> **EXERCISE**
Copy the data below line for line, and leave out the pictures.

+++ DATA LISTING +++

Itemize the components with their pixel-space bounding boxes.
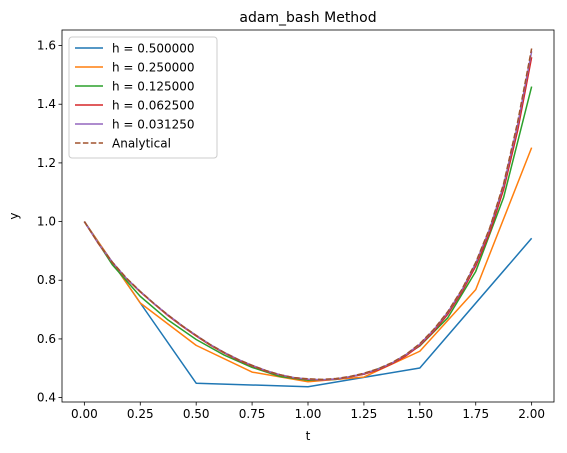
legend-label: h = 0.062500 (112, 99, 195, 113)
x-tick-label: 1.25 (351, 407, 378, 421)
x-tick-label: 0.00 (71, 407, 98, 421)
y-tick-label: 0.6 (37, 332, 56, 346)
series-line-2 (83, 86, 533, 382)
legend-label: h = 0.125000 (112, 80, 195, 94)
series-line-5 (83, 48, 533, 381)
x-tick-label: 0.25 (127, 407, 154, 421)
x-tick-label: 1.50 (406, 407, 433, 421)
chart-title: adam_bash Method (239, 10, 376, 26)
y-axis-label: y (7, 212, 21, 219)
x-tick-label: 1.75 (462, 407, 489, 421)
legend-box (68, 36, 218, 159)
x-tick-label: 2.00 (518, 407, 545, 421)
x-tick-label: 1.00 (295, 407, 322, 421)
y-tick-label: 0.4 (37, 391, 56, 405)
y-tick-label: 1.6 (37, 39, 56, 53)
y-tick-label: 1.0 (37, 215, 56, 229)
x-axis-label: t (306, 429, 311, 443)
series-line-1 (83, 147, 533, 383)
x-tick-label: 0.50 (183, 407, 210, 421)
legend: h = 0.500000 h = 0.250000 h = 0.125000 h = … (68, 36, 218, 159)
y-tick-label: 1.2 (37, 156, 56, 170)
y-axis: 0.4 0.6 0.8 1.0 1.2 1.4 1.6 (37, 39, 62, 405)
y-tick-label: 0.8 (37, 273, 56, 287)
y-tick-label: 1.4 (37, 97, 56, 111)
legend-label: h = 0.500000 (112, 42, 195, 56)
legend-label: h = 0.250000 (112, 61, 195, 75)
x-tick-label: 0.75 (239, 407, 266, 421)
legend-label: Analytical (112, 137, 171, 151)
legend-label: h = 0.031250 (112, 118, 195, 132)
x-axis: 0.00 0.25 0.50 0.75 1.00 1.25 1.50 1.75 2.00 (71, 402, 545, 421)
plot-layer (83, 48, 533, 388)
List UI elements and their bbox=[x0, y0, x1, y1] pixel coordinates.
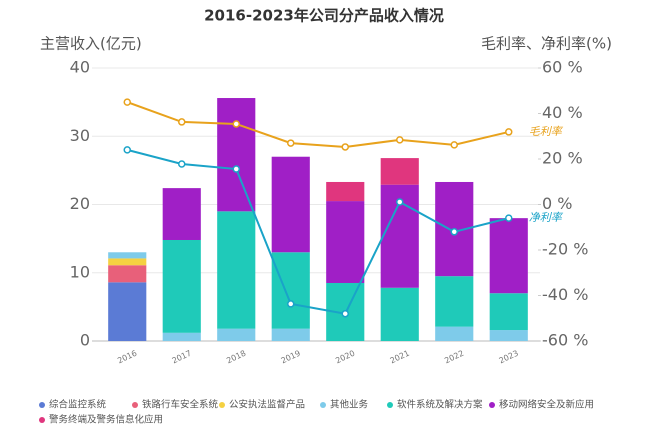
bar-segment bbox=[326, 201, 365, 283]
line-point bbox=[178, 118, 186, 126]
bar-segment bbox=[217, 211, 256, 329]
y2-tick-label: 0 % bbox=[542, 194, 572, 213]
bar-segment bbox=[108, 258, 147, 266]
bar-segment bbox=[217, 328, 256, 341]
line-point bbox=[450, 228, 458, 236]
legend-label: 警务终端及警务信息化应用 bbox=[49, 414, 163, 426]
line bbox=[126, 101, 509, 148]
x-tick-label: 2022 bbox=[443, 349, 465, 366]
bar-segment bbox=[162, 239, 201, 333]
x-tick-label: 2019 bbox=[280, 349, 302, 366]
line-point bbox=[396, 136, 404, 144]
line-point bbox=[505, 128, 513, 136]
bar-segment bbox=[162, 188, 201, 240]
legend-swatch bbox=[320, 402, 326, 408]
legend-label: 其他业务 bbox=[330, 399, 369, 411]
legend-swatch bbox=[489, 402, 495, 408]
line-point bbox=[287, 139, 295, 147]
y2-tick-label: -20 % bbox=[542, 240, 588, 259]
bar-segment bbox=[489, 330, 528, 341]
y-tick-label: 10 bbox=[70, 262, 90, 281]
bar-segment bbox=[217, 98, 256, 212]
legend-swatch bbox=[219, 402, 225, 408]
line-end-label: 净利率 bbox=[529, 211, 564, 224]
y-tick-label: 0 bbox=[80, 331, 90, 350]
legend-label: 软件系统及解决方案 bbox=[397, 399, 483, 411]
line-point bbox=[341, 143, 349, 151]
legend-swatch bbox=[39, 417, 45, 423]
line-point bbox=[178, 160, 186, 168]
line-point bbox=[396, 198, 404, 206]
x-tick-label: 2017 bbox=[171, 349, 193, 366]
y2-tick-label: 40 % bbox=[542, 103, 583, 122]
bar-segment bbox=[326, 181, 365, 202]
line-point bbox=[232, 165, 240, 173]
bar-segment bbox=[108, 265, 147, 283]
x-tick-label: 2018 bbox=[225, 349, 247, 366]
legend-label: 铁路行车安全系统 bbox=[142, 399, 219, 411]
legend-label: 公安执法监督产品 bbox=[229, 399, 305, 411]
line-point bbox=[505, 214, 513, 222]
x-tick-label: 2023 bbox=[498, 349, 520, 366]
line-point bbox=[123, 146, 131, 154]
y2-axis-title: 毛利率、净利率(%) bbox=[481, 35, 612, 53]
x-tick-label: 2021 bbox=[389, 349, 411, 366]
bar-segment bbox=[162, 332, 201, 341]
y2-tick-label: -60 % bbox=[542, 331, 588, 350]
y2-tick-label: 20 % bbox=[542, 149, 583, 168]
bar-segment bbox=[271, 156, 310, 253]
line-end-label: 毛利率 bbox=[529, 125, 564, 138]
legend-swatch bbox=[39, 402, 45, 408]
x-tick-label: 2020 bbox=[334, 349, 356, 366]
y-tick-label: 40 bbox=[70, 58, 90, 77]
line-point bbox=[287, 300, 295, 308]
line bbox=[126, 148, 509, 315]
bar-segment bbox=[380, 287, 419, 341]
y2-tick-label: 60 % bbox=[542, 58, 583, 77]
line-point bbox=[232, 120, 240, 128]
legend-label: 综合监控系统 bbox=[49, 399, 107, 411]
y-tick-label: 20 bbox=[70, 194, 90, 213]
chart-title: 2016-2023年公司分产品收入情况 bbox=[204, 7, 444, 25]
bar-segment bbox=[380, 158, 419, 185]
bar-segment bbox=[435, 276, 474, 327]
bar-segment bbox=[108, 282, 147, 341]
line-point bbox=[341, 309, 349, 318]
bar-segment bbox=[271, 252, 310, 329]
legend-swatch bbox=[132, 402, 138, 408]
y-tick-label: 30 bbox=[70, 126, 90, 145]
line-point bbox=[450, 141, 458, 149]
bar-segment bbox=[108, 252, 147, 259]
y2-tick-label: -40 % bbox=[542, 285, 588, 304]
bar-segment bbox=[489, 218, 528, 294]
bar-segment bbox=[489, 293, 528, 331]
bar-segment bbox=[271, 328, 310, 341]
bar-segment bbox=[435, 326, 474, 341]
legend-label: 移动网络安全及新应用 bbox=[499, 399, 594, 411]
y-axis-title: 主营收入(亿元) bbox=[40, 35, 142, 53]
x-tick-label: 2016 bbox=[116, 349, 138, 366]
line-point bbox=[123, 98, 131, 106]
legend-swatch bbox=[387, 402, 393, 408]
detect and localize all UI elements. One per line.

+++

> **WRITTEN RESPONSE**
Itemize the components with their pixel-space bounding boxes.
legend-label: h = 0.062500 (112, 99, 195, 113)
x-tick-label: 1.25 (351, 407, 378, 421)
x-tick-label: 0.00 (71, 407, 98, 421)
y-tick-label: 0.6 (37, 332, 56, 346)
series-line-2 (83, 86, 533, 382)
legend-label: h = 0.125000 (112, 80, 195, 94)
series-line-5 (83, 48, 533, 381)
x-tick-label: 0.25 (127, 407, 154, 421)
x-tick-label: 1.50 (406, 407, 433, 421)
chart-title: adam_bash Method (239, 10, 376, 26)
y-axis-label: y (7, 212, 21, 219)
x-tick-label: 1.75 (462, 407, 489, 421)
legend-box (68, 36, 218, 159)
x-tick-label: 2.00 (518, 407, 545, 421)
x-tick-label: 1.00 (295, 407, 322, 421)
y-tick-label: 0.4 (37, 391, 56, 405)
y-tick-label: 1.6 (37, 39, 56, 53)
y-tick-label: 1.0 (37, 215, 56, 229)
x-axis-label: t (306, 429, 311, 443)
series-line-1 (83, 147, 533, 383)
x-tick-label: 0.50 (183, 407, 210, 421)
legend: h = 0.500000 h = 0.250000 h = 0.125000 h = … (68, 36, 218, 159)
y-tick-label: 1.2 (37, 156, 56, 170)
y-axis: 0.4 0.6 0.8 1.0 1.2 1.4 1.6 (37, 39, 62, 405)
y-tick-label: 0.8 (37, 273, 56, 287)
y-tick-label: 1.4 (37, 97, 56, 111)
legend-label: h = 0.500000 (112, 42, 195, 56)
legend-label: h = 0.250000 (112, 61, 195, 75)
x-tick-label: 0.75 (239, 407, 266, 421)
legend-label: Analytical (112, 137, 171, 151)
legend-label: h = 0.031250 (112, 118, 195, 132)
x-axis: 0.00 0.25 0.50 0.75 1.00 1.25 1.50 1.75 2.00 (71, 402, 545, 421)
plot-layer (83, 48, 533, 388)
List UI elements and their bbox=[x0, y0, x1, y1] pixel coordinates.
bar-segment bbox=[326, 201, 365, 283]
line-point bbox=[178, 118, 186, 126]
bar-segment bbox=[217, 211, 256, 329]
y2-tick-label: 0 % bbox=[542, 194, 572, 213]
bar-segment bbox=[108, 258, 147, 266]
bar-segment bbox=[217, 328, 256, 341]
line-point bbox=[450, 228, 458, 236]
legend-label: 警务终端及警务信息化应用 bbox=[49, 414, 163, 426]
line bbox=[126, 101, 509, 148]
x-tick-label: 2022 bbox=[443, 349, 465, 366]
bar-segment bbox=[162, 239, 201, 333]
x-tick-label: 2019 bbox=[280, 349, 302, 366]
line-point bbox=[396, 136, 404, 144]
line-point bbox=[505, 128, 513, 136]
bar-segment bbox=[162, 188, 201, 240]
legend-swatch bbox=[320, 402, 326, 408]
legend-label: 其他业务 bbox=[330, 399, 369, 411]
legend-swatch bbox=[489, 402, 495, 408]
line-point bbox=[287, 139, 295, 147]
y2-tick-label: -20 % bbox=[542, 240, 588, 259]
bar-segment bbox=[489, 330, 528, 341]
y-tick-label: 10 bbox=[70, 262, 90, 281]
bar-segment bbox=[217, 98, 256, 212]
legend-swatch bbox=[219, 402, 225, 408]
line-end-label: 净利率 bbox=[529, 211, 564, 224]
y-tick-label: 0 bbox=[80, 331, 90, 350]
legend-label: 软件系统及解决方案 bbox=[397, 399, 483, 411]
line-point bbox=[341, 143, 349, 151]
legend-swatch bbox=[39, 417, 45, 423]
line-point bbox=[178, 160, 186, 168]
line-point bbox=[396, 198, 404, 206]
x-tick-label: 2017 bbox=[171, 349, 193, 366]
y2-tick-label: 40 % bbox=[542, 103, 583, 122]
bar-segment bbox=[326, 181, 365, 202]
line-point bbox=[232, 165, 240, 173]
bar-segment bbox=[108, 265, 147, 283]
x-tick-label: 2018 bbox=[225, 349, 247, 366]
legend-label: 铁路行车安全系统 bbox=[142, 399, 219, 411]
legend-label: 公安执法监督产品 bbox=[229, 399, 305, 411]
line-point bbox=[505, 214, 513, 222]
x-tick-label: 2023 bbox=[498, 349, 520, 366]
line-point bbox=[123, 146, 131, 154]
y2-axis-title: 毛利率、净利率(%) bbox=[481, 35, 612, 53]
x-tick-label: 2021 bbox=[389, 349, 411, 366]
bar-segment bbox=[162, 332, 201, 341]
y2-tick-label: -60 % bbox=[542, 331, 588, 350]
y2-tick-label: 20 % bbox=[542, 149, 583, 168]
bar-segment bbox=[271, 156, 310, 253]
line-end-label: 毛利率 bbox=[529, 125, 564, 138]
legend-swatch bbox=[39, 402, 45, 408]
x-tick-label: 2020 bbox=[334, 349, 356, 366]
y-tick-label: 40 bbox=[70, 58, 90, 77]
line-point bbox=[287, 300, 295, 308]
line bbox=[126, 148, 509, 315]
bar-segment bbox=[380, 287, 419, 341]
y2-tick-label: 60 % bbox=[542, 58, 583, 77]
line-point bbox=[232, 120, 240, 128]
legend-label: 综合监控系统 bbox=[49, 399, 107, 411]
y-tick-label: 20 bbox=[70, 194, 90, 213]
chart-title: 2016-2023年公司分产品收入情况 bbox=[204, 7, 444, 25]
bar-segment bbox=[380, 158, 419, 185]
bar-segment bbox=[435, 276, 474, 327]
bar-segment bbox=[108, 282, 147, 341]
line-point bbox=[341, 309, 349, 318]
bar-segment bbox=[271, 252, 310, 329]
legend-swatch bbox=[132, 402, 138, 408]
y-tick-label: 30 bbox=[70, 126, 90, 145]
line-point bbox=[450, 141, 458, 149]
bar-segment bbox=[108, 252, 147, 259]
y2-tick-label: -40 % bbox=[542, 285, 588, 304]
bar-segment bbox=[489, 218, 528, 294]
bar-segment bbox=[489, 293, 528, 331]
bar-segment bbox=[271, 328, 310, 341]
bar-segment bbox=[435, 326, 474, 341]
legend-label: 移动网络安全及新应用 bbox=[499, 399, 594, 411]
y-axis-title: 主营收入(亿元) bbox=[40, 35, 142, 53]
x-tick-label: 2016 bbox=[116, 349, 138, 366]
line-point bbox=[123, 98, 131, 106]
legend-swatch bbox=[387, 402, 393, 408]
detect and localize all UI elements. One per line.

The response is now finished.